■ **Problem statement**:
Without the pictures, repeat the listing character for character.

■ **Dataset entries**:

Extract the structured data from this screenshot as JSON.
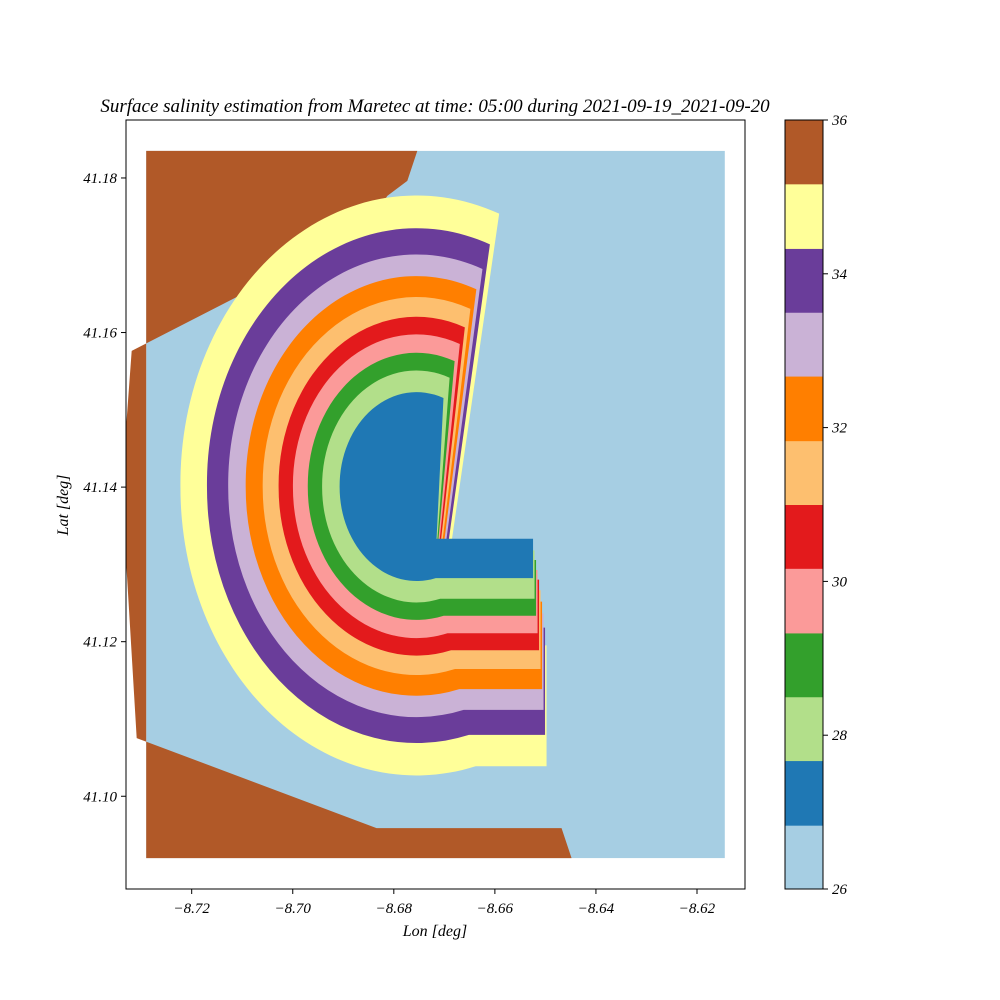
{
  "chart_data": {
    "type": "heatmap",
    "title": "Surface salinity estimation from Maretec at time: 05:00 during 2021-09-19_2021-09-20",
    "xlabel": "Lon [deg]",
    "ylabel": "Lat [deg]",
    "xlim": [
      -8.733,
      -8.6105
    ],
    "ylim": [
      41.088,
      41.1875
    ],
    "x_ticks": [
      -8.72,
      -8.7,
      -8.68,
      -8.66,
      -8.64,
      -8.62
    ],
    "x_tick_labels": [
      "−8.72",
      "−8.70",
      "−8.68",
      "−8.66",
      "−8.64",
      "−8.62"
    ],
    "y_ticks": [
      41.1,
      41.12,
      41.14,
      41.16,
      41.18
    ],
    "y_tick_labels": [
      "41.10",
      "41.12",
      "41.14",
      "41.16",
      "41.18"
    ],
    "grid": false,
    "colormap": "Paired",
    "colorbar": {
      "range": [
        26,
        36
      ],
      "ticks": [
        26,
        28,
        30,
        32,
        34,
        36
      ],
      "tick_labels": [
        "26",
        "28",
        "30",
        "32",
        "34",
        "36"
      ],
      "levels": [
        {
          "from": 26.0,
          "to": 26.83,
          "color": "#a6cee3"
        },
        {
          "from": 26.83,
          "to": 27.67,
          "color": "#1f78b4"
        },
        {
          "from": 27.67,
          "to": 28.5,
          "color": "#b2df8a"
        },
        {
          "from": 28.5,
          "to": 29.33,
          "color": "#33a02c"
        },
        {
          "from": 29.33,
          "to": 30.17,
          "color": "#fb9a99"
        },
        {
          "from": 30.17,
          "to": 31.0,
          "color": "#e31a1c"
        },
        {
          "from": 31.0,
          "to": 31.83,
          "color": "#fdbf6f"
        },
        {
          "from": 31.83,
          "to": 32.67,
          "color": "#ff7f00"
        },
        {
          "from": 32.67,
          "to": 33.5,
          "color": "#cab2d6"
        },
        {
          "from": 33.5,
          "to": 34.33,
          "color": "#6a3d9a"
        },
        {
          "from": 34.33,
          "to": 35.17,
          "color": "#ffff99"
        },
        {
          "from": 35.17,
          "to": 36.0,
          "color": "#b15928"
        }
      ]
    },
    "field": {
      "domain_lon": [
        -8.729,
        -8.6145
      ],
      "domain_lat": [
        41.092,
        41.1835
      ],
      "background_salinity": 26.4,
      "plume_center": {
        "lon": -8.6755,
        "lat": 41.14
      },
      "bands": [
        {
          "salinity": 27.2,
          "outer_radius_lon": 0.0145
        },
        {
          "salinity": 28.1,
          "outer_radius_lon": 0.0178
        },
        {
          "salinity": 28.9,
          "outer_radius_lon": 0.0205
        },
        {
          "salinity": 29.7,
          "outer_radius_lon": 0.0233
        },
        {
          "salinity": 30.6,
          "outer_radius_lon": 0.026
        },
        {
          "salinity": 31.4,
          "outer_radius_lon": 0.029
        },
        {
          "salinity": 32.2,
          "outer_radius_lon": 0.0322
        },
        {
          "salinity": 33.1,
          "outer_radius_lon": 0.0355
        },
        {
          "salinity": 33.9,
          "outer_radius_lon": 0.0395
        },
        {
          "salinity": 34.7,
          "outer_radius_lon": 0.0445
        }
      ],
      "offshore_salinity": 35.6
    }
  }
}
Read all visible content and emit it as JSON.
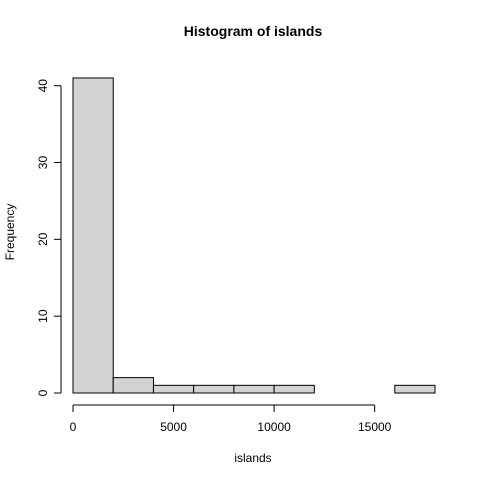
{
  "chart_data": {
    "type": "bar",
    "title": "Histogram of islands",
    "xlabel": "islands",
    "ylabel": "Frequency",
    "bin_edges": [
      0,
      2000,
      4000,
      6000,
      8000,
      10000,
      12000,
      14000,
      16000,
      18000
    ],
    "values": [
      41,
      2,
      1,
      1,
      1,
      1,
      0,
      0,
      1
    ],
    "xlim": [
      0,
      18000
    ],
    "ylim": [
      0,
      41
    ],
    "x_ticks": [
      0,
      5000,
      10000,
      15000
    ],
    "x_tick_labels": [
      "0",
      "5000",
      "10000",
      "15000"
    ],
    "y_ticks": [
      0,
      10,
      20,
      30,
      40
    ],
    "y_tick_labels": [
      "0",
      "10",
      "20",
      "30",
      "40"
    ],
    "grid": false,
    "bar_color": "#d3d3d3"
  }
}
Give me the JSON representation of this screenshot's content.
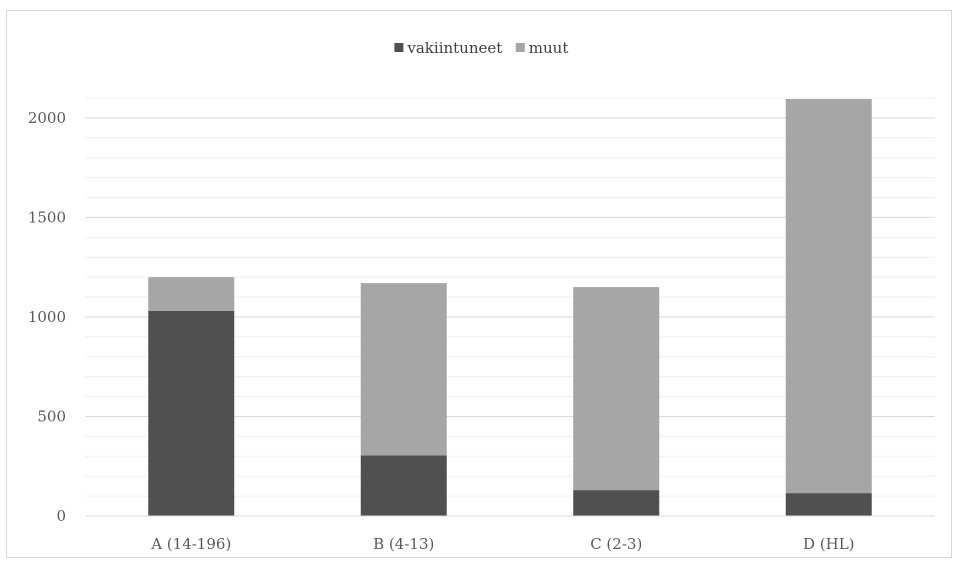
{
  "chart_data": {
    "type": "bar",
    "stacked": true,
    "categories": [
      "A (14-196)",
      "B (4-13)",
      "C (2-3)",
      "D (HL)"
    ],
    "series": [
      {
        "name": "vakiintuneet",
        "color": "#505050",
        "values": [
          1030,
          305,
          130,
          115
        ]
      },
      {
        "name": "muut",
        "color": "#a6a6a6",
        "values": [
          170,
          865,
          1020,
          1980
        ]
      }
    ],
    "ylim": [
      0,
      2100
    ],
    "yticks": [
      0,
      500,
      1000,
      1500,
      2000
    ],
    "grid": true,
    "legend_position": "top-center",
    "title": "",
    "xlabel": "",
    "ylabel": ""
  }
}
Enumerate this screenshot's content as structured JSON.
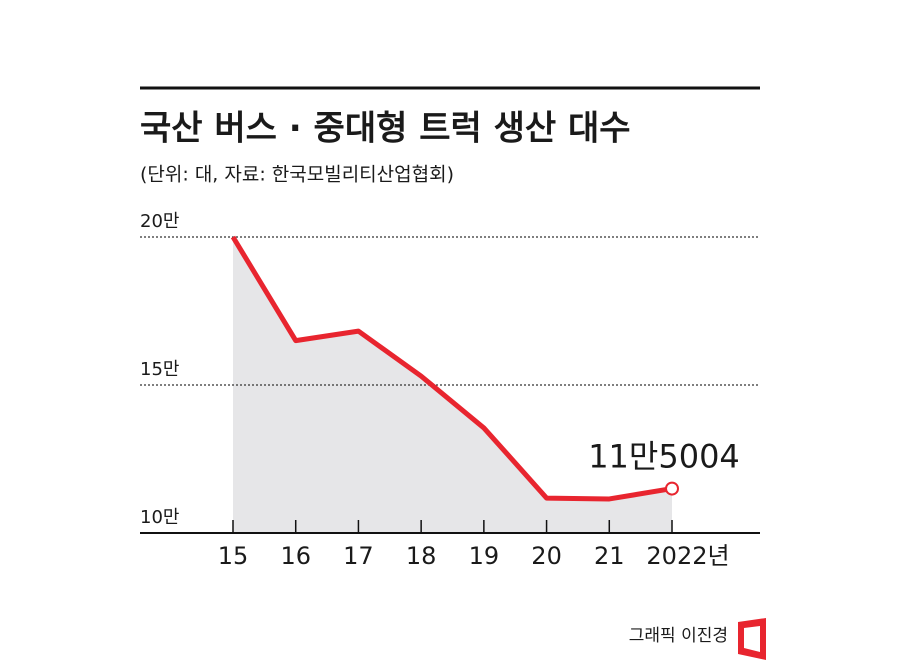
{
  "chart_data": {
    "type": "line",
    "title": "국산 버스 · 중대형 트럭 생산 대수",
    "subtitle": "(단위: 대, 자료: 한국모빌리티산업협회)",
    "credit": "그래픽 이진경",
    "categories": [
      "15",
      "16",
      "17",
      "18",
      "19",
      "20",
      "21",
      "2022년"
    ],
    "values": [
      200000,
      165000,
      168200,
      153000,
      135500,
      111800,
      111500,
      115004
    ],
    "value_labels": [
      null,
      null,
      null,
      null,
      null,
      null,
      null,
      "11만5004"
    ],
    "color": "#e8252f",
    "area_color": "#e6e6e8",
    "ylim": [
      100000,
      200000
    ],
    "yticks": [
      {
        "value": 100000,
        "label": "10만"
      },
      {
        "value": 150000,
        "label": "15만"
      },
      {
        "value": 200000,
        "label": "20만"
      }
    ],
    "grid": true
  }
}
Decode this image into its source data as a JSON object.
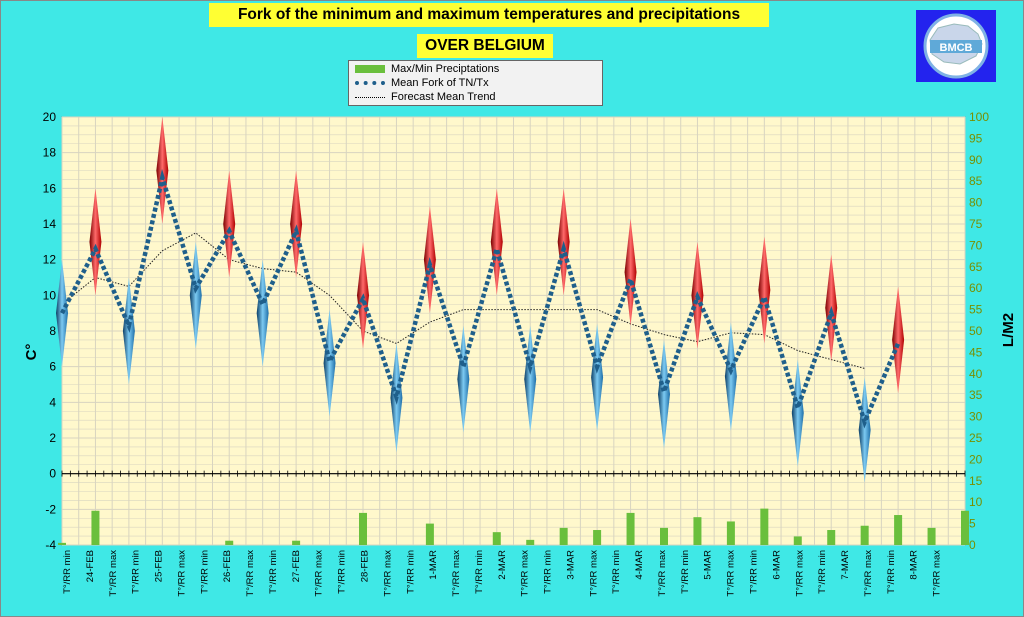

■ **Exercise result**:
Extract the structured data from this screenshot as JSON.
{
  "chart_data": {
    "type": "heatmap",
    "title": "Surface salinity estimation from Maretec at time: 05:00 during 2021-09-19_2021-09-20",
    "xlabel": "Lon [deg]",
    "ylabel": "Lat [deg]",
    "xlim": [
      -8.733,
      -8.6105
    ],
    "ylim": [
      41.088,
      41.1875
    ],
    "x_ticks": [
      -8.72,
      -8.7,
      -8.68,
      -8.66,
      -8.64,
      -8.62
    ],
    "x_tick_labels": [
      "−8.72",
      "−8.70",
      "−8.68",
      "−8.66",
      "−8.64",
      "−8.62"
    ],
    "y_ticks": [
      41.1,
      41.12,
      41.14,
      41.16,
      41.18
    ],
    "y_tick_labels": [
      "41.10",
      "41.12",
      "41.14",
      "41.16",
      "41.18"
    ],
    "grid": false,
    "colormap": "Paired",
    "colorbar": {
      "range": [
        26,
        36
      ],
      "ticks": [
        26,
        28,
        30,
        32,
        34,
        36
      ],
      "tick_labels": [
        "26",
        "28",
        "30",
        "32",
        "34",
        "36"
      ],
      "levels": [
        {
          "from": 26.0,
          "to": 26.83,
          "color": "#a6cee3"
        },
        {
          "from": 26.83,
          "to": 27.67,
          "color": "#1f78b4"
        },
        {
          "from": 27.67,
          "to": 28.5,
          "color": "#b2df8a"
        },
        {
          "from": 28.5,
          "to": 29.33,
          "color": "#33a02c"
        },
        {
          "from": 29.33,
          "to": 30.17,
          "color": "#fb9a99"
        },
        {
          "from": 30.17,
          "to": 31.0,
          "color": "#e31a1c"
        },
        {
          "from": 31.0,
          "to": 31.83,
          "color": "#fdbf6f"
        },
        {
          "from": 31.83,
          "to": 32.67,
          "color": "#ff7f00"
        },
        {
          "from": 32.67,
          "to": 33.5,
          "color": "#cab2d6"
        },
        {
          "from": 33.5,
          "to": 34.33,
          "color": "#6a3d9a"
        },
        {
          "from": 34.33,
          "to": 35.17,
          "color": "#ffff99"
        },
        {
          "from": 35.17,
          "to": 36.0,
          "color": "#b15928"
        }
      ]
    },
    "field": {
      "domain_lon": [
        -8.729,
        -8.6145
      ],
      "domain_lat": [
        41.092,
        41.1835
      ],
      "background_salinity": 26.4,
      "plume_center": {
        "lon": -8.6755,
        "lat": 41.14
      },
      "bands": [
        {
          "salinity": 27.2,
          "outer_radius_lon": 0.0145
        },
        {
          "salinity": 28.1,
          "outer_radius_lon": 0.0178
        },
        {
          "salinity": 28.9,
          "outer_radius_lon": 0.0205
        },
        {
          "salinity": 29.7,
          "outer_radius_lon": 0.0233
        },
        {
          "salinity": 30.6,
          "outer_radius_lon": 0.026
        },
        {
          "salinity": 31.4,
          "outer_radius_lon": 0.029
        },
        {
          "salinity": 32.2,
          "outer_radius_lon": 0.0322
        },
        {
          "salinity": 33.1,
          "outer_radius_lon": 0.0355
        },
        {
          "salinity": 33.9,
          "outer_radius_lon": 0.0395
        },
        {
          "salinity": 34.7,
          "outer_radius_lon": 0.0445
        }
      ],
      "offshore_salinity": 35.6
    }
  }
}
Read all visible content and emit it as JSON.
{
  "chart_data": {
    "type": "bar",
    "title": "Histogram of islands",
    "xlabel": "islands",
    "ylabel": "Frequency",
    "bin_edges": [
      0,
      2000,
      4000,
      6000,
      8000,
      10000,
      12000,
      14000,
      16000,
      18000
    ],
    "values": [
      41,
      2,
      1,
      1,
      1,
      1,
      0,
      0,
      1
    ],
    "xlim": [
      0,
      18000
    ],
    "ylim": [
      0,
      41
    ],
    "x_ticks": [
      0,
      5000,
      10000,
      15000
    ],
    "x_tick_labels": [
      "0",
      "5000",
      "10000",
      "15000"
    ],
    "y_ticks": [
      0,
      10,
      20,
      30,
      40
    ],
    "y_tick_labels": [
      "0",
      "10",
      "20",
      "30",
      "40"
    ],
    "grid": false,
    "bar_color": "#d3d3d3"
  }
}
Give me the JSON representation of this screenshot's content.
{
  "chart_data": {
    "type": "bar",
    "stacked": true,
    "categories": [
      "A (14-196)",
      "B (4-13)",
      "C (2-3)",
      "D (HL)"
    ],
    "series": [
      {
        "name": "vakiintuneet",
        "color": "#505050",
        "values": [
          1030,
          305,
          130,
          115
        ]
      },
      {
        "name": "muut",
        "color": "#a6a6a6",
        "values": [
          170,
          865,
          1020,
          1980
        ]
      }
    ],
    "ylim": [
      0,
      2100
    ],
    "yticks": [
      0,
      500,
      1000,
      1500,
      2000
    ],
    "grid": true,
    "legend_position": "top-center",
    "title": "",
    "xlabel": "",
    "ylabel": ""
  }
}
Enumerate this screenshot's content as structured JSON.
{
  "chart_data": {
    "type": "line",
    "title": "국산 버스 · 중대형 트럭 생산 대수",
    "subtitle": "(단위: 대, 자료: 한국모빌리티산업협회)",
    "credit": "그래픽 이진경",
    "categories": [
      "15",
      "16",
      "17",
      "18",
      "19",
      "20",
      "21",
      "2022년"
    ],
    "values": [
      200000,
      165000,
      168200,
      153000,
      135500,
      111800,
      111500,
      115004
    ],
    "value_labels": [
      null,
      null,
      null,
      null,
      null,
      null,
      null,
      "11만5004"
    ],
    "color": "#e8252f",
    "area_color": "#e6e6e8",
    "ylim": [
      100000,
      200000
    ],
    "yticks": [
      {
        "value": 100000,
        "label": "10만"
      },
      {
        "value": 150000,
        "label": "15만"
      },
      {
        "value": 200000,
        "label": "20만"
      }
    ],
    "grid": true
  }
}
Decode this image into its source data as a JSON object.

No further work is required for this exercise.